- Task details -
Work out the number of lines in the listing that include the string "value". Reply with that number alone.

- Data provided -

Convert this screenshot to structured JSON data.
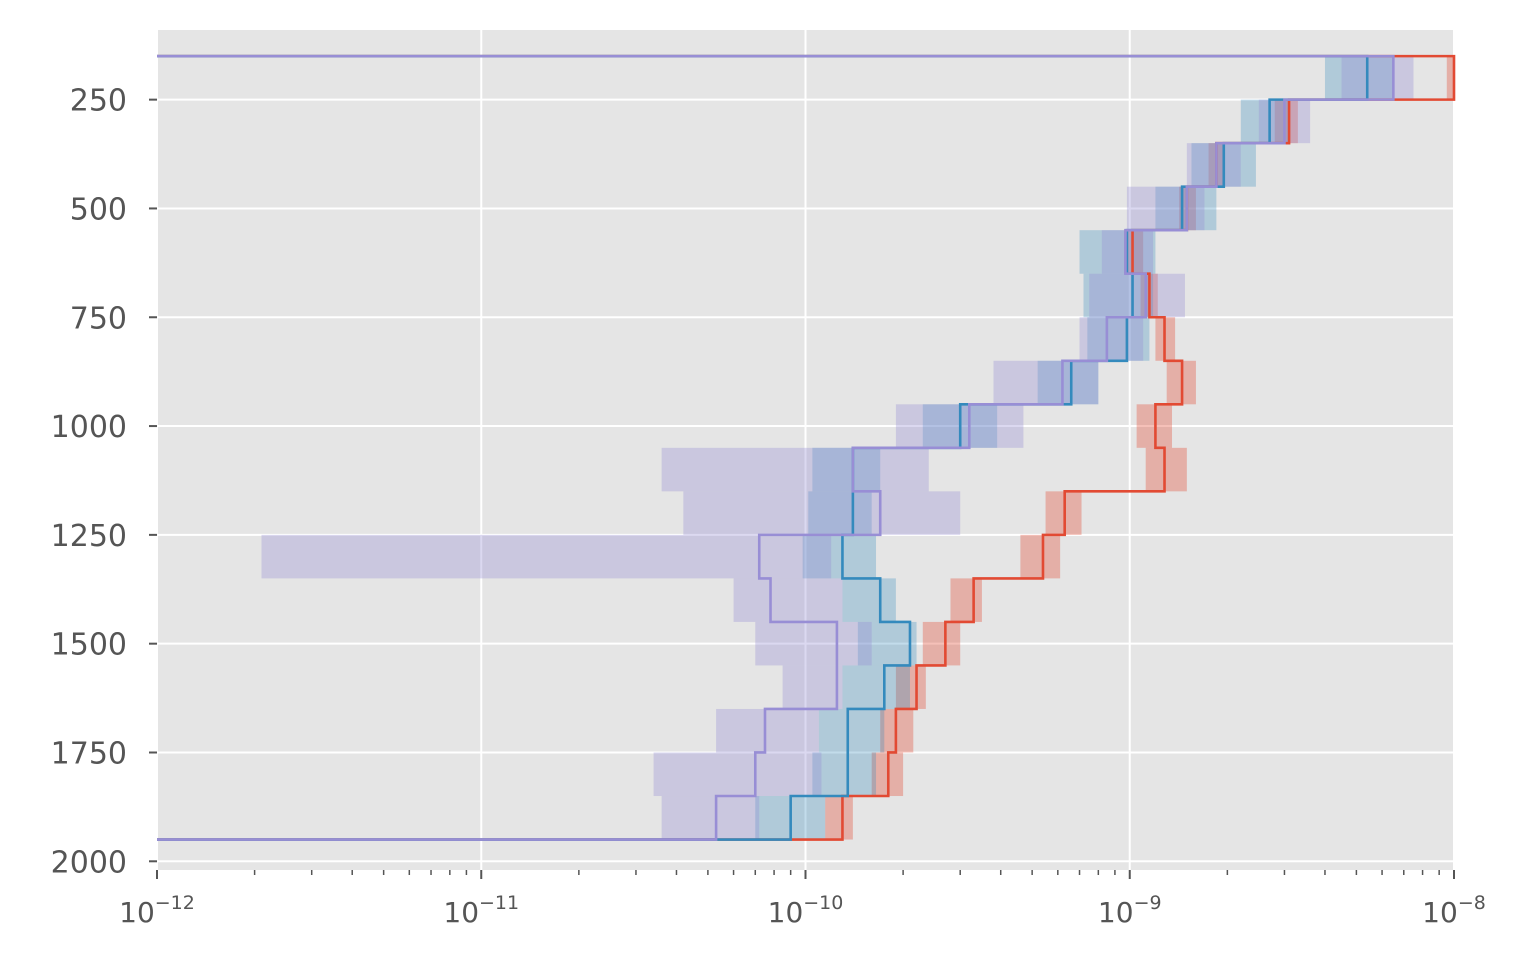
{
  "chart_data": {
    "type": "line",
    "subtype": "step-profile-with-uncertainty-bands",
    "title": "",
    "xlabel": "",
    "ylabel": "",
    "x_scale": "log",
    "xlim": [
      1e-12,
      1e-08
    ],
    "ylim": [
      2020,
      90
    ],
    "y_inverted": true,
    "x_tick_labels": [
      {
        "value": 1e-12,
        "base": "10",
        "exp": "−12"
      },
      {
        "value": 1e-11,
        "base": "10",
        "exp": "−11"
      },
      {
        "value": 1e-10,
        "base": "10",
        "exp": "−10"
      },
      {
        "value": 1e-09,
        "base": "10",
        "exp": "−9"
      },
      {
        "value": 1e-08,
        "base": "10",
        "exp": "−8"
      }
    ],
    "y_ticks": [
      250,
      500,
      750,
      1000,
      1250,
      1500,
      1750,
      2000
    ],
    "y_tick_labels": [
      "250",
      "500",
      "750",
      "1000",
      "1250",
      "1500",
      "1750",
      "2000"
    ],
    "grid": true,
    "background": "#e5e5e5",
    "grid_color": "#ffffff",
    "series": [
      {
        "color": "#e24a33",
        "band_opacity": 0.35,
        "profile": [
          {
            "y0": 150,
            "y1": 250,
            "x": 1e-08,
            "lo": 9.5e-09,
            "hi": 1e-08
          },
          {
            "y0": 250,
            "y1": 350,
            "x": 3.1e-09,
            "lo": 2.8e-09,
            "hi": 3.3e-09
          },
          {
            "y0": 350,
            "y1": 450,
            "x": 1.85e-09,
            "lo": 1.75e-09,
            "hi": 1.95e-09
          },
          {
            "y0": 450,
            "y1": 550,
            "x": 1.5e-09,
            "lo": 1.42e-09,
            "hi": 1.6e-09
          },
          {
            "y0": 550,
            "y1": 650,
            "x": 1.02e-09,
            "lo": 9.6e-10,
            "hi": 1.1e-09
          },
          {
            "y0": 650,
            "y1": 750,
            "x": 1.15e-09,
            "lo": 1.08e-09,
            "hi": 1.22e-09
          },
          {
            "y0": 750,
            "y1": 850,
            "x": 1.28e-09,
            "lo": 1.2e-09,
            "hi": 1.38e-09
          },
          {
            "y0": 850,
            "y1": 950,
            "x": 1.45e-09,
            "lo": 1.3e-09,
            "hi": 1.6e-09
          },
          {
            "y0": 950,
            "y1": 1050,
            "x": 1.2e-09,
            "lo": 1.05e-09,
            "hi": 1.35e-09
          },
          {
            "y0": 1050,
            "y1": 1150,
            "x": 1.28e-09,
            "lo": 1.12e-09,
            "hi": 1.5e-09
          },
          {
            "y0": 1150,
            "y1": 1250,
            "x": 6.3e-10,
            "lo": 5.5e-10,
            "hi": 7.1e-10
          },
          {
            "y0": 1250,
            "y1": 1350,
            "x": 5.4e-10,
            "lo": 4.6e-10,
            "hi": 6.1e-10
          },
          {
            "y0": 1350,
            "y1": 1450,
            "x": 3.3e-10,
            "lo": 2.8e-10,
            "hi": 3.5e-10
          },
          {
            "y0": 1450,
            "y1": 1550,
            "x": 2.7e-10,
            "lo": 2.3e-10,
            "hi": 3e-10
          },
          {
            "y0": 1550,
            "y1": 1650,
            "x": 2.2e-10,
            "lo": 1.9e-10,
            "hi": 2.35e-10
          },
          {
            "y0": 1650,
            "y1": 1750,
            "x": 1.9e-10,
            "lo": 1.7e-10,
            "hi": 2.15e-10
          },
          {
            "y0": 1750,
            "y1": 1850,
            "x": 1.8e-10,
            "lo": 1.6e-10,
            "hi": 2e-10
          },
          {
            "y0": 1850,
            "y1": 1950,
            "x": 1.3e-10,
            "lo": 1.15e-10,
            "hi": 1.4e-10
          }
        ]
      },
      {
        "color": "#348abd",
        "band_opacity": 0.3,
        "profile": [
          {
            "y0": 150,
            "y1": 250,
            "x": 5.4e-09,
            "lo": 4e-09,
            "hi": 6.5e-09
          },
          {
            "y0": 250,
            "y1": 350,
            "x": 2.7e-09,
            "lo": 2.2e-09,
            "hi": 3.1e-09
          },
          {
            "y0": 350,
            "y1": 450,
            "x": 1.95e-09,
            "lo": 1.55e-09,
            "hi": 2.45e-09
          },
          {
            "y0": 450,
            "y1": 550,
            "x": 1.45e-09,
            "lo": 1.2e-09,
            "hi": 1.85e-09
          },
          {
            "y0": 550,
            "y1": 650,
            "x": 9.8e-10,
            "lo": 7e-10,
            "hi": 1.2e-09
          },
          {
            "y0": 650,
            "y1": 750,
            "x": 1.02e-09,
            "lo": 7.2e-10,
            "hi": 1.18e-09
          },
          {
            "y0": 750,
            "y1": 850,
            "x": 9.8e-10,
            "lo": 7.4e-10,
            "hi": 1.15e-09
          },
          {
            "y0": 850,
            "y1": 950,
            "x": 6.6e-10,
            "lo": 5.2e-10,
            "hi": 8e-10
          },
          {
            "y0": 950,
            "y1": 1050,
            "x": 3e-10,
            "lo": 2.3e-10,
            "hi": 3.9e-10
          },
          {
            "y0": 1050,
            "y1": 1150,
            "x": 1.4e-10,
            "lo": 1.05e-10,
            "hi": 1.7e-10
          },
          {
            "y0": 1150,
            "y1": 1250,
            "x": 1.4e-10,
            "lo": 1.02e-10,
            "hi": 1.6e-10
          },
          {
            "y0": 1250,
            "y1": 1350,
            "x": 1.3e-10,
            "lo": 9.8e-11,
            "hi": 1.65e-10
          },
          {
            "y0": 1350,
            "y1": 1450,
            "x": 1.7e-10,
            "lo": 1.3e-10,
            "hi": 1.9e-10
          },
          {
            "y0": 1450,
            "y1": 1550,
            "x": 2.1e-10,
            "lo": 1.45e-10,
            "hi": 2.2e-10
          },
          {
            "y0": 1550,
            "y1": 1650,
            "x": 1.75e-10,
            "lo": 1.3e-10,
            "hi": 2.1e-10
          },
          {
            "y0": 1650,
            "y1": 1750,
            "x": 1.35e-10,
            "lo": 1.1e-10,
            "hi": 1.75e-10
          },
          {
            "y0": 1750,
            "y1": 1850,
            "x": 1.35e-10,
            "lo": 1.05e-10,
            "hi": 1.65e-10
          },
          {
            "y0": 1850,
            "y1": 1950,
            "x": 9e-11,
            "lo": 7e-11,
            "hi": 1.15e-10
          }
        ]
      },
      {
        "color": "#988ed5",
        "band_opacity": 0.35,
        "profile": [
          {
            "y0": 150,
            "y1": 250,
            "x": 6.5e-09,
            "lo": 4.5e-09,
            "hi": 7.5e-09
          },
          {
            "y0": 250,
            "y1": 350,
            "x": 3e-09,
            "lo": 2.5e-09,
            "hi": 3.6e-09
          },
          {
            "y0": 350,
            "y1": 450,
            "x": 1.85e-09,
            "lo": 1.5e-09,
            "hi": 2.2e-09
          },
          {
            "y0": 450,
            "y1": 550,
            "x": 1.5e-09,
            "lo": 9.8e-10,
            "hi": 1.7e-09
          },
          {
            "y0": 550,
            "y1": 650,
            "x": 9.7e-10,
            "lo": 8.2e-10,
            "hi": 1.18e-09
          },
          {
            "y0": 650,
            "y1": 750,
            "x": 1.12e-09,
            "lo": 7.5e-10,
            "hi": 1.48e-09
          },
          {
            "y0": 750,
            "y1": 850,
            "x": 8.5e-10,
            "lo": 7e-10,
            "hi": 1.1e-09
          },
          {
            "y0": 850,
            "y1": 950,
            "x": 6.2e-10,
            "lo": 3.8e-10,
            "hi": 8e-10
          },
          {
            "y0": 950,
            "y1": 1050,
            "x": 3.2e-10,
            "lo": 1.9e-10,
            "hi": 4.7e-10
          },
          {
            "y0": 1050,
            "y1": 1150,
            "x": 1.4e-10,
            "lo": 3.6e-11,
            "hi": 2.4e-10
          },
          {
            "y0": 1150,
            "y1": 1250,
            "x": 1.7e-10,
            "lo": 4.2e-11,
            "hi": 3e-10
          },
          {
            "y0": 1250,
            "y1": 1350,
            "x": 7.2e-11,
            "lo": 2.1e-12,
            "hi": 1.2e-10
          },
          {
            "y0": 1350,
            "y1": 1450,
            "x": 7.8e-11,
            "lo": 6e-11,
            "hi": 1.3e-10
          },
          {
            "y0": 1450,
            "y1": 1550,
            "x": 1.25e-10,
            "lo": 7e-11,
            "hi": 1.6e-10
          },
          {
            "y0": 1550,
            "y1": 1650,
            "x": 1.25e-10,
            "lo": 8.5e-11,
            "hi": 1.3e-10
          },
          {
            "y0": 1650,
            "y1": 1750,
            "x": 7.5e-11,
            "lo": 5.3e-11,
            "hi": 1.1e-10
          },
          {
            "y0": 1750,
            "y1": 1850,
            "x": 7e-11,
            "lo": 3.4e-11,
            "hi": 1.12e-10
          },
          {
            "y0": 1850,
            "y1": 1950,
            "x": 5.3e-11,
            "lo": 3.6e-11,
            "hi": 7.2e-11
          }
        ]
      }
    ]
  }
}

- The completed task -
5